# Exercise objective
Find and copy lines holding "Dear".

(Records from a dataset)

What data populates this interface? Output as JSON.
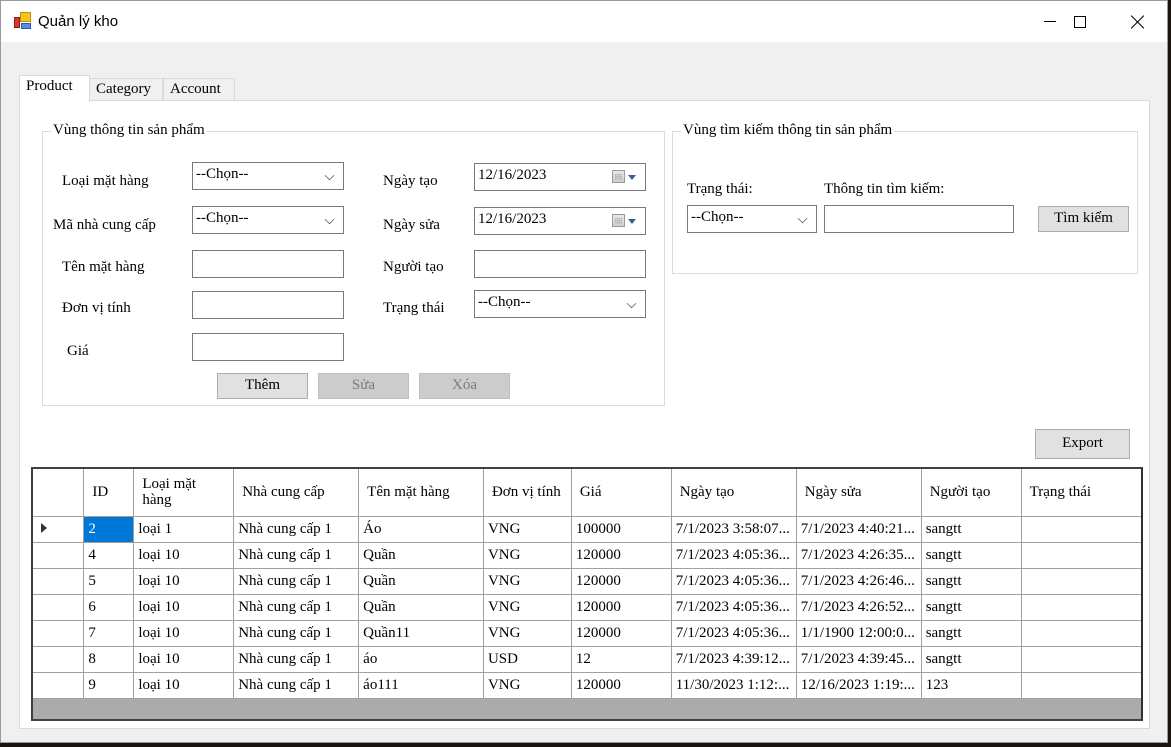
{
  "window": {
    "title": "Quản lý kho",
    "controls": {
      "minimize": "minimize",
      "maximize": "maximize",
      "close": "close"
    }
  },
  "tabs": [
    {
      "label": "Product",
      "active": true
    },
    {
      "label": "Category",
      "active": false
    },
    {
      "label": "Account",
      "active": false
    }
  ],
  "info_group": {
    "legend": "Vùng thông tin sản phẩm",
    "fields": {
      "loai_mat_hang": {
        "label": "Loại mặt hàng",
        "value": "--Chọn--"
      },
      "ma_nha_cung_cap": {
        "label": "Mã nhà cung cấp",
        "value": "--Chọn--"
      },
      "ten_mat_hang": {
        "label": "Tên mặt hàng",
        "value": ""
      },
      "don_vi_tinh": {
        "label": "Đơn vị tính",
        "value": ""
      },
      "gia": {
        "label": "Giá",
        "value": ""
      },
      "ngay_tao": {
        "label": "Ngày tạo",
        "value": "12/16/2023"
      },
      "ngay_sua": {
        "label": "Ngày sửa",
        "value": "12/16/2023"
      },
      "nguoi_tao": {
        "label": "Người tạo",
        "value": ""
      },
      "trang_thai": {
        "label": "Trạng thái",
        "value": "--Chọn--"
      }
    },
    "buttons": {
      "add": {
        "label": "Thêm",
        "enabled": true
      },
      "edit": {
        "label": "Sửa",
        "enabled": false
      },
      "delete": {
        "label": "Xóa",
        "enabled": false
      }
    }
  },
  "search_group": {
    "legend": "Vùng tìm kiếm thông tin sản phẩm",
    "status_label": "Trạng thái:",
    "status_value": "--Chọn--",
    "query_label": "Thông tin tìm kiếm:",
    "query_value": "",
    "search_button": "Tìm kiếm"
  },
  "export_button": "Export",
  "grid": {
    "columns": [
      "ID",
      "Loại mặt hàng",
      "Nhà cung cấp",
      "Tên mặt hàng",
      "Đơn vị tính",
      "Giá",
      "Ngày tạo",
      "Ngày sửa",
      "Người tạo",
      "Trạng thái"
    ],
    "rows": [
      [
        "2",
        "loại 1",
        "Nhà cung cấp 1",
        "Áo",
        "VNG",
        "100000",
        "7/1/2023 3:58:07...",
        "7/1/2023 4:40:21...",
        "sangtt",
        ""
      ],
      [
        "4",
        "loại 10",
        "Nhà cung cấp 1",
        "Quần",
        "VNG",
        "120000",
        "7/1/2023 4:05:36...",
        "7/1/2023 4:26:35...",
        "sangtt",
        ""
      ],
      [
        "5",
        "loại 10",
        "Nhà cung cấp 1",
        "Quần",
        "VNG",
        "120000",
        "7/1/2023 4:05:36...",
        "7/1/2023 4:26:46...",
        "sangtt",
        ""
      ],
      [
        "6",
        "loại 10",
        "Nhà cung cấp 1",
        "Quần",
        "VNG",
        "120000",
        "7/1/2023 4:05:36...",
        "7/1/2023 4:26:52...",
        "sangtt",
        ""
      ],
      [
        "7",
        "loại 10",
        "Nhà cung cấp 1",
        "Quần11",
        "VNG",
        "120000",
        "7/1/2023 4:05:36...",
        "1/1/1900 12:00:0...",
        "sangtt",
        ""
      ],
      [
        "8",
        "loại 10",
        "Nhà cung cấp 1",
        "áo",
        "USD",
        "12",
        "7/1/2023 4:39:12...",
        "7/1/2023 4:39:45...",
        "sangtt",
        ""
      ],
      [
        "9",
        "loại 10",
        "Nhà cung cấp 1",
        "áo111",
        "VNG",
        "120000",
        "11/30/2023 1:12:...",
        "12/16/2023 1:19:...",
        "123",
        ""
      ]
    ],
    "selected_row": 0,
    "selection_color": "#0078d7"
  }
}
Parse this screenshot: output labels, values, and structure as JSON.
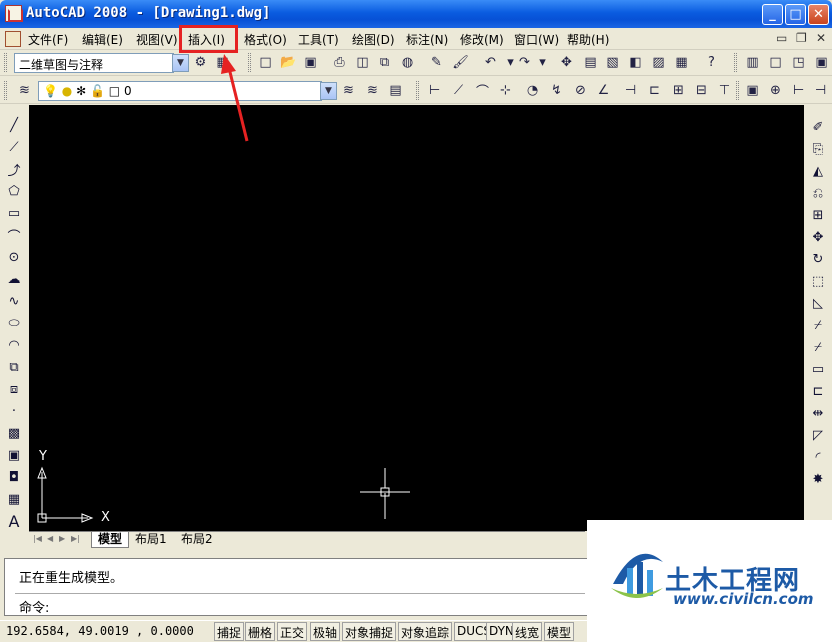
{
  "window": {
    "title": "AutoCAD 2008 - [Drawing1.dwg]",
    "minimize_label": "_",
    "maximize_label": "□",
    "close_label": "✕"
  },
  "menu": {
    "items": [
      "文件(F)",
      "编辑(E)",
      "视图(V)",
      "插入(I)",
      "格式(O)",
      "工具(T)",
      "绘图(D)",
      "标注(N)",
      "修改(M)",
      "窗口(W)",
      "帮助(H)"
    ],
    "highlighted": "插入(I)",
    "mdi_minimize": "▭",
    "mdi_restore": "❐",
    "mdi_close": "✕"
  },
  "toolbar": {
    "workspace": "二维草图与注释",
    "layer": "0"
  },
  "tabs": {
    "items": [
      "模型",
      "布局1",
      "布局2"
    ],
    "active": "模型"
  },
  "axes": {
    "x_label": "X",
    "y_label": "Y"
  },
  "command": {
    "history": "正在重生成模型。",
    "prompt": "命令:"
  },
  "status": {
    "coordinates": "192.6584, 49.0019 , 0.0000",
    "buttons": [
      "捕捉",
      "栅格",
      "正交",
      "极轴",
      "对象捕捉",
      "对象追踪",
      "DUCS",
      "DYN",
      "线宽",
      "模型"
    ]
  },
  "watermark": {
    "name": "土木工程网",
    "url": "www.civilcn.com"
  },
  "icons": {
    "toolbar_row1": [
      "workspace-settings-icon",
      "workspace-icon",
      "new-icon",
      "open-icon",
      "save-icon",
      "print-icon",
      "print-preview-icon",
      "publish-icon",
      "3d-publish-icon",
      "cut-icon",
      "match-properties-icon",
      "undo-icon",
      "redo-icon",
      "pan-icon",
      "properties-icon",
      "design-center-icon",
      "tool-palettes-icon",
      "sheet-set-icon",
      "markup-icon",
      "calculator-icon",
      "help-icon"
    ],
    "draw_toolbar": [
      "line-icon",
      "construction-line-icon",
      "polyline-icon",
      "polygon-icon",
      "rectangle-icon",
      "arc-icon",
      "circle-icon",
      "revision-cloud-icon",
      "spline-icon",
      "ellipse-icon",
      "ellipse-arc-icon",
      "insert-block-icon",
      "make-block-icon",
      "point-icon",
      "hatch-icon",
      "gradient-icon",
      "region-icon",
      "table-icon",
      "multiline-text-icon"
    ],
    "modify_toolbar": [
      "erase-icon",
      "copy-icon",
      "mirror-icon",
      "offset-icon",
      "array-icon",
      "move-icon",
      "rotate-icon",
      "scale-icon",
      "stretch-icon",
      "trim-icon",
      "extend-icon",
      "break-at-point-icon",
      "break-icon",
      "join-icon",
      "chamfer-icon",
      "fillet-icon",
      "explode-icon"
    ]
  }
}
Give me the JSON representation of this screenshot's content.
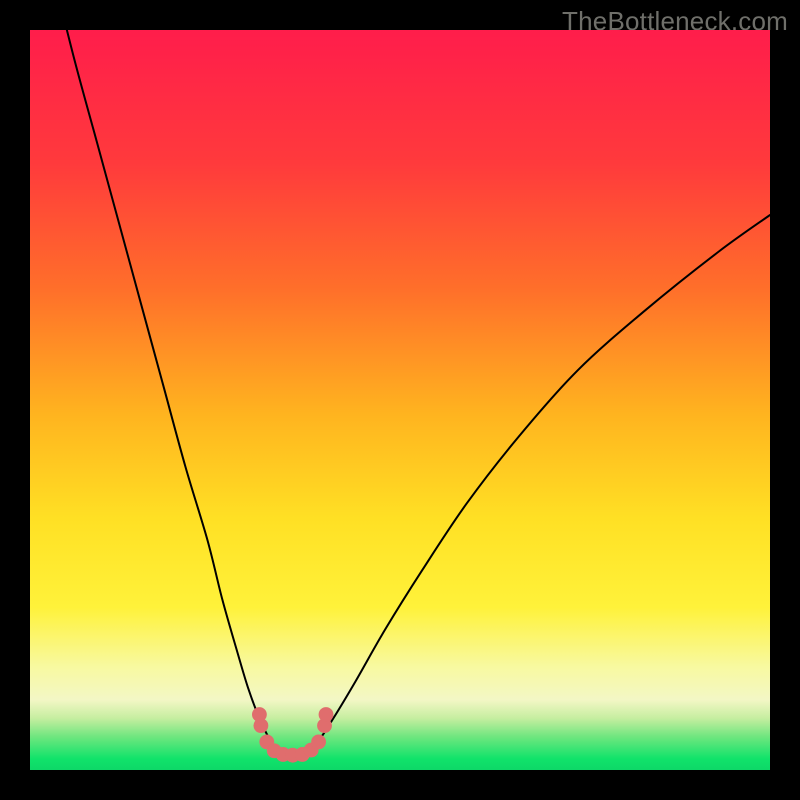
{
  "watermark": "TheBottleneck.com",
  "colors": {
    "frame": "#000000",
    "curve_stroke": "#000000",
    "marker_fill": "#e06d6d",
    "gradient_stops": [
      {
        "offset": 0.0,
        "color": "#ff1d4b"
      },
      {
        "offset": 0.18,
        "color": "#ff3a3c"
      },
      {
        "offset": 0.35,
        "color": "#ff6f2a"
      },
      {
        "offset": 0.52,
        "color": "#ffb41f"
      },
      {
        "offset": 0.66,
        "color": "#ffe024"
      },
      {
        "offset": 0.78,
        "color": "#fff23a"
      },
      {
        "offset": 0.86,
        "color": "#f8f9a0"
      },
      {
        "offset": 0.905,
        "color": "#f3f7c5"
      },
      {
        "offset": 0.93,
        "color": "#c6eea0"
      },
      {
        "offset": 0.955,
        "color": "#6fe67f"
      },
      {
        "offset": 0.985,
        "color": "#10e36a"
      },
      {
        "offset": 1.0,
        "color": "#0ed868"
      }
    ]
  },
  "chart_data": {
    "type": "line",
    "title": "",
    "xlabel": "",
    "ylabel": "",
    "xlim": [
      0,
      100
    ],
    "ylim": [
      0,
      100
    ],
    "grid": false,
    "legend": null,
    "series": [
      {
        "name": "bottleneck-curve",
        "x": [
          0,
          3,
          6,
          9,
          12,
          15,
          18,
          21,
          24,
          26,
          28,
          29.5,
          31,
          32.5,
          34,
          35.5,
          37,
          39,
          41,
          44,
          48,
          53,
          59,
          66,
          74,
          83,
          93,
          100
        ],
        "y": [
          120,
          108,
          96,
          85,
          74,
          63,
          52,
          41,
          31,
          23,
          16,
          11,
          7,
          4,
          2.5,
          2,
          2.4,
          4,
          7,
          12,
          19,
          27,
          36,
          45,
          54,
          62,
          70,
          75
        ]
      }
    ],
    "markers": [
      {
        "x": 31.0,
        "y": 7.5
      },
      {
        "x": 31.2,
        "y": 6.0
      },
      {
        "x": 32.0,
        "y": 3.8
      },
      {
        "x": 33.0,
        "y": 2.6
      },
      {
        "x": 34.2,
        "y": 2.1
      },
      {
        "x": 35.5,
        "y": 2.0
      },
      {
        "x": 36.8,
        "y": 2.1
      },
      {
        "x": 38.0,
        "y": 2.7
      },
      {
        "x": 39.0,
        "y": 3.8
      },
      {
        "x": 39.8,
        "y": 6.0
      },
      {
        "x": 40.0,
        "y": 7.5
      }
    ]
  }
}
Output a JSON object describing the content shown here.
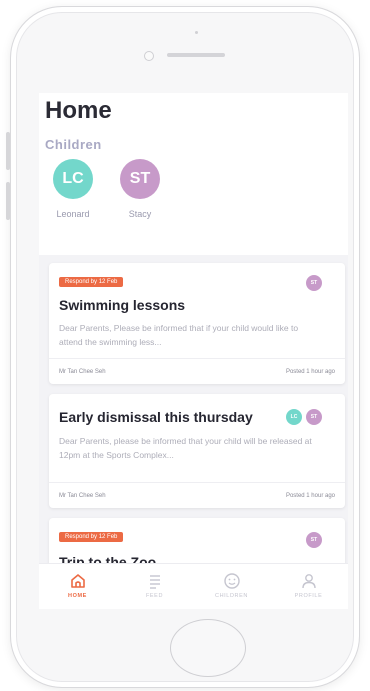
{
  "page": {
    "title": "Home"
  },
  "children": {
    "heading": "Children",
    "items": [
      {
        "initials": "LC",
        "name": "Leonard",
        "color": "#73d7cb"
      },
      {
        "initials": "ST",
        "name": "Stacy",
        "color": "#c79ac9"
      }
    ]
  },
  "feed": {
    "cards": [
      {
        "badge": "Respond by 12 Feb",
        "title": "Swimming lessons",
        "body": "Dear Parents, Please be informed that if your child would like to attend the swimming less...",
        "author": "Mr Tan Chee Seh",
        "posted": "Posted 1 hour ago",
        "tags": [
          "ST"
        ]
      },
      {
        "title": "Early dismissal this thursday",
        "body": "Dear Parents, please be informed that your child will be released at 12pm at the Sports Complex...",
        "author": "Mr Tan Chee Seh",
        "posted": "Posted 1 hour ago",
        "tags": [
          "LC",
          "ST"
        ]
      },
      {
        "badge": "Respond by 12 Feb",
        "title": "Trip to the Zoo",
        "tags": [
          "ST"
        ]
      }
    ]
  },
  "tabbar": {
    "tabs": [
      {
        "label": "HOME",
        "icon": "home-icon",
        "active": true
      },
      {
        "label": "FEED",
        "icon": "feed-icon"
      },
      {
        "label": "CHILDREN",
        "icon": "smiley-icon"
      },
      {
        "label": "PROFILE",
        "icon": "person-icon"
      }
    ]
  },
  "colors": {
    "accent": "#ec6a44",
    "teal": "#73d7cb",
    "purple": "#c79ac9",
    "title": "#2b2b35"
  }
}
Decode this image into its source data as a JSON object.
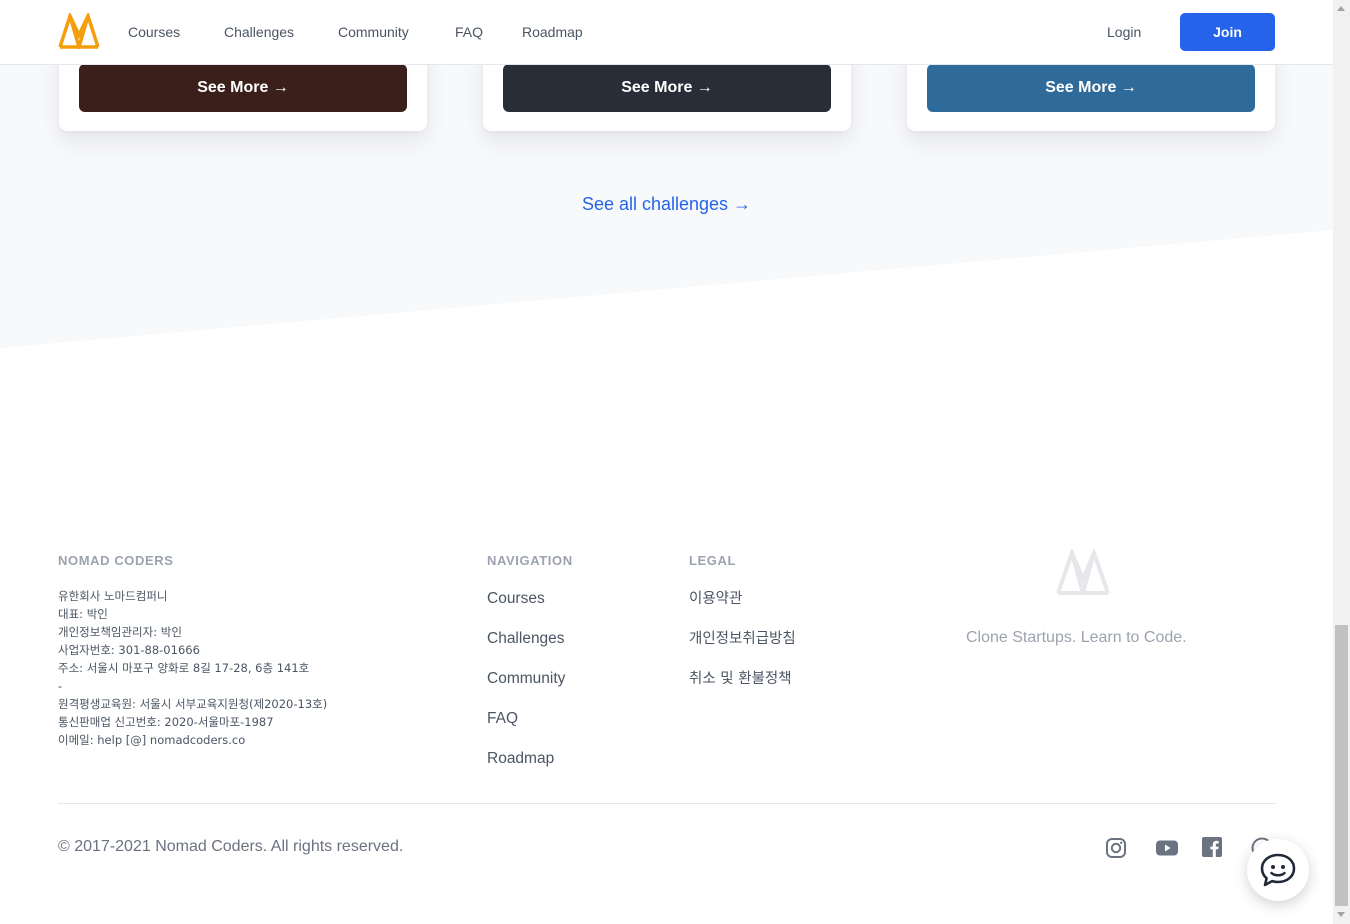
{
  "header": {
    "nav": [
      "Courses",
      "Challenges",
      "Community",
      "FAQ",
      "Roadmap"
    ],
    "login_label": "Login",
    "join_label": "Join"
  },
  "challenges": {
    "cards": [
      {
        "button_label": "See More →",
        "color": "#3a1f1b"
      },
      {
        "button_label": "See More →",
        "color": "#282d37"
      },
      {
        "button_label": "See More →",
        "color": "#2f6b9a"
      }
    ],
    "see_all_label": "See all challenges →"
  },
  "footer": {
    "company": {
      "heading": "NOMAD CODERS",
      "lines": [
        "유한회사 노마드컴퍼니",
        "대표: 박인",
        "개인정보책임관리자: 박인",
        "사업자번호: 301-88-01666",
        "주소: 서울시 마포구 양화로 8길 17-28, 6층 141호",
        "-",
        "원격평생교육원: 서울시 서부교육지원청(제2020-13호)",
        "통신판매업 신고번호: 2020-서울마포-1987",
        "이메일: help [@] nomadcoders.co"
      ]
    },
    "navigation": {
      "heading": "NAVIGATION",
      "items": [
        "Courses",
        "Challenges",
        "Community",
        "FAQ",
        "Roadmap"
      ]
    },
    "legal": {
      "heading": "LEGAL",
      "items": [
        "이용약관",
        "개인정보취급방침",
        "취소 및 환불정책"
      ]
    },
    "slogan": "Clone Startups. Learn to Code.",
    "copyright": "© 2017-2021 Nomad Coders. All rights reserved.",
    "social_icons": [
      "instagram-icon",
      "youtube-icon",
      "facebook-icon",
      "github-icon"
    ]
  },
  "colors": {
    "brand": "#f59e0b",
    "primary": "#2563eb"
  }
}
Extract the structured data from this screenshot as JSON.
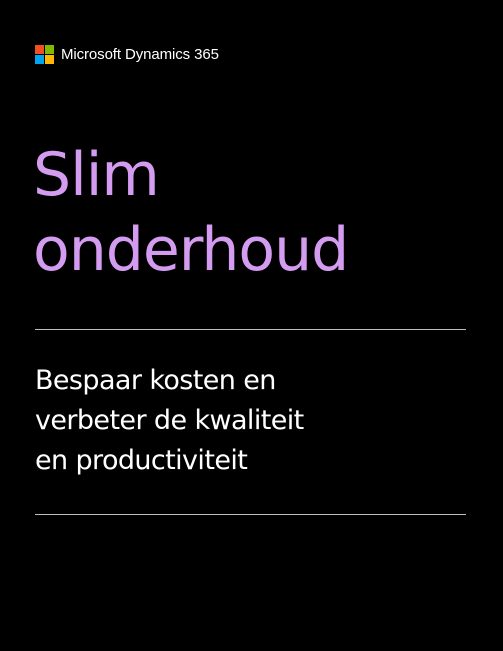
{
  "brand": {
    "name": "Microsoft Dynamics 365",
    "logo_colors": [
      "#f25022",
      "#7fba00",
      "#00a4ef",
      "#ffb900"
    ]
  },
  "title": {
    "lines": [
      "Slim",
      "onderhoud"
    ],
    "color": "#d49cf0"
  },
  "subtitle": {
    "lines": [
      "Bespaar kosten en",
      "verbeter de kwaliteit",
      "en productiviteit"
    ],
    "color": "#ffffff"
  },
  "background_color": "#000000"
}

# Task response
        "body": "Dear Parents, Please be informed that if your child would like to attend the swimming less...",
        "body": "Dear Parents, please be informed that your child will be released at 12pm at the Sports Complex...",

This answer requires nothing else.